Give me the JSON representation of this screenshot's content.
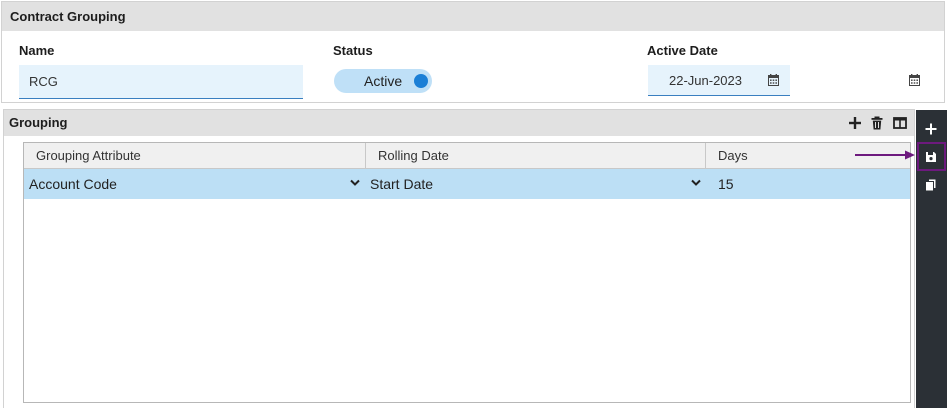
{
  "contract_grouping": {
    "title": "Contract Grouping",
    "name_label": "Name",
    "name_value": "RCG",
    "status_label": "Status",
    "status_value": "Active",
    "status_on": true,
    "active_date_label": "Active Date",
    "active_date_value": "22-Jun-2023"
  },
  "grouping": {
    "title": "Grouping",
    "toolbar_icons": [
      "add-icon",
      "delete-icon",
      "columns-icon"
    ],
    "columns": [
      "Grouping Attribute",
      "Rolling Date",
      "Days"
    ],
    "rows": [
      {
        "grouping_attribute": "Account Code",
        "rolling_date": "Start Date",
        "days": "15"
      }
    ]
  },
  "side_toolbar": {
    "icons": [
      "add-icon",
      "save-icon",
      "copy-icon"
    ],
    "highlighted": "save-icon"
  },
  "colors": {
    "header_bg": "#e1e1e1",
    "input_bg": "#e6f3fc",
    "selected_row": "#bcdff5",
    "toggle_knob": "#1b7fd6",
    "side_toolbar_bg": "#2b3036",
    "highlight": "#6d1a7e"
  }
}
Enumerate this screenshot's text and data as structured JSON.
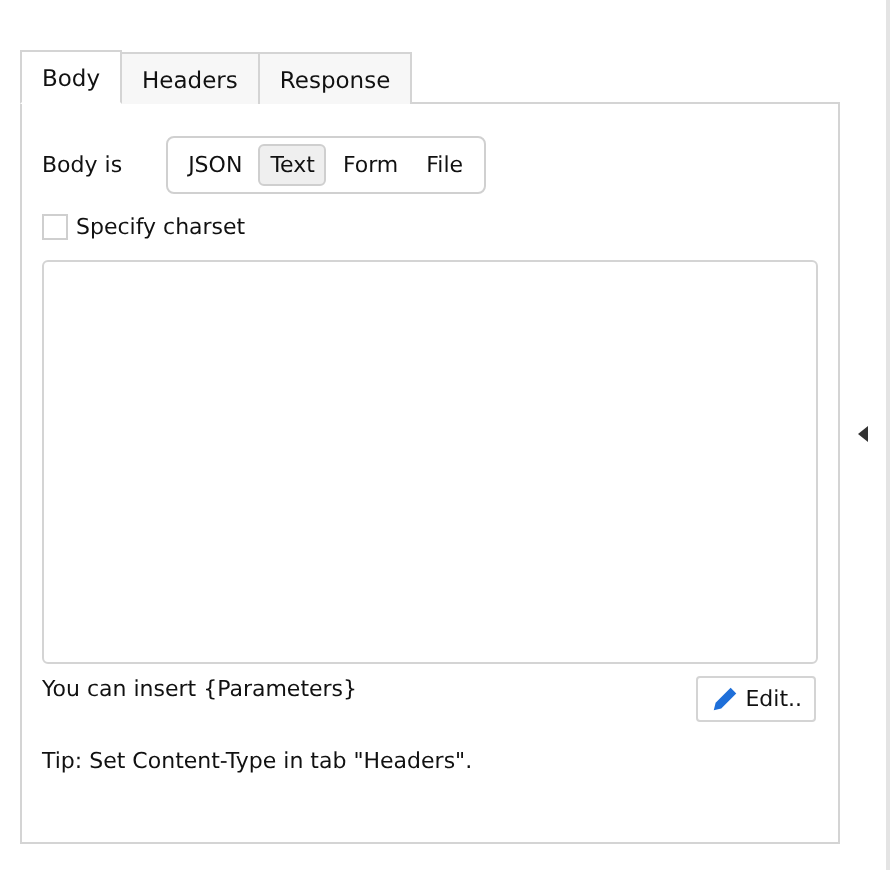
{
  "tabs": [
    {
      "label": "Body",
      "selected": true
    },
    {
      "label": "Headers",
      "selected": false
    },
    {
      "label": "Response",
      "selected": false
    }
  ],
  "body_type": {
    "label": "Body is",
    "options": [
      {
        "label": "JSON",
        "selected": false
      },
      {
        "label": "Text",
        "selected": true
      },
      {
        "label": "Form",
        "selected": false
      },
      {
        "label": "File",
        "selected": false
      }
    ]
  },
  "charset": {
    "label": "Specify charset",
    "checked": false
  },
  "hint": "You can insert {Parameters}",
  "edit_button": "Edit..",
  "tip": "Tip: Set Content-Type in tab \"Headers\"."
}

┄┄┄┄┄┄┄┄┄┄

# GIVEN INSTRUCTION:
Retype everything in the material word for word, minus pictures.

# FINISHED EXERCISE:
Give me the JSON representation of this screenshot's content.
{
  "contract_grouping": {
    "title": "Contract Grouping",
    "name_label": "Name",
    "name_value": "RCG",
    "status_label": "Status",
    "status_value": "Active",
    "status_on": true,
    "active_date_label": "Active Date",
    "active_date_value": "22-Jun-2023"
  },
  "grouping": {
    "title": "Grouping",
    "toolbar_icons": [
      "add-icon",
      "delete-icon",
      "columns-icon"
    ],
    "columns": [
      "Grouping Attribute",
      "Rolling Date",
      "Days"
    ],
    "rows": [
      {
        "grouping_attribute": "Account Code",
        "rolling_date": "Start Date",
        "days": "15"
      }
    ]
  },
  "side_toolbar": {
    "icons": [
      "add-icon",
      "save-icon",
      "copy-icon"
    ],
    "highlighted": "save-icon"
  },
  "colors": {
    "header_bg": "#e1e1e1",
    "input_bg": "#e6f3fc",
    "selected_row": "#bcdff5",
    "toggle_knob": "#1b7fd6",
    "side_toolbar_bg": "#2b3036",
    "highlight": "#6d1a7e"
  }
}
Enumerate this screenshot's text and data as structured JSON.
{
  "tabs": [
    {
      "label": "Body",
      "selected": true
    },
    {
      "label": "Headers",
      "selected": false
    },
    {
      "label": "Response",
      "selected": false
    }
  ],
  "body_type": {
    "label": "Body is",
    "options": [
      {
        "label": "JSON",
        "selected": false
      },
      {
        "label": "Text",
        "selected": true
      },
      {
        "label": "Form",
        "selected": false
      },
      {
        "label": "File",
        "selected": false
      }
    ]
  },
  "charset": {
    "label": "Specify charset",
    "checked": false
  },
  "hint": "You can insert {Parameters}",
  "edit_button": "Edit..",
  "tip": "Tip: Set Content-Type in tab \"Headers\"."
}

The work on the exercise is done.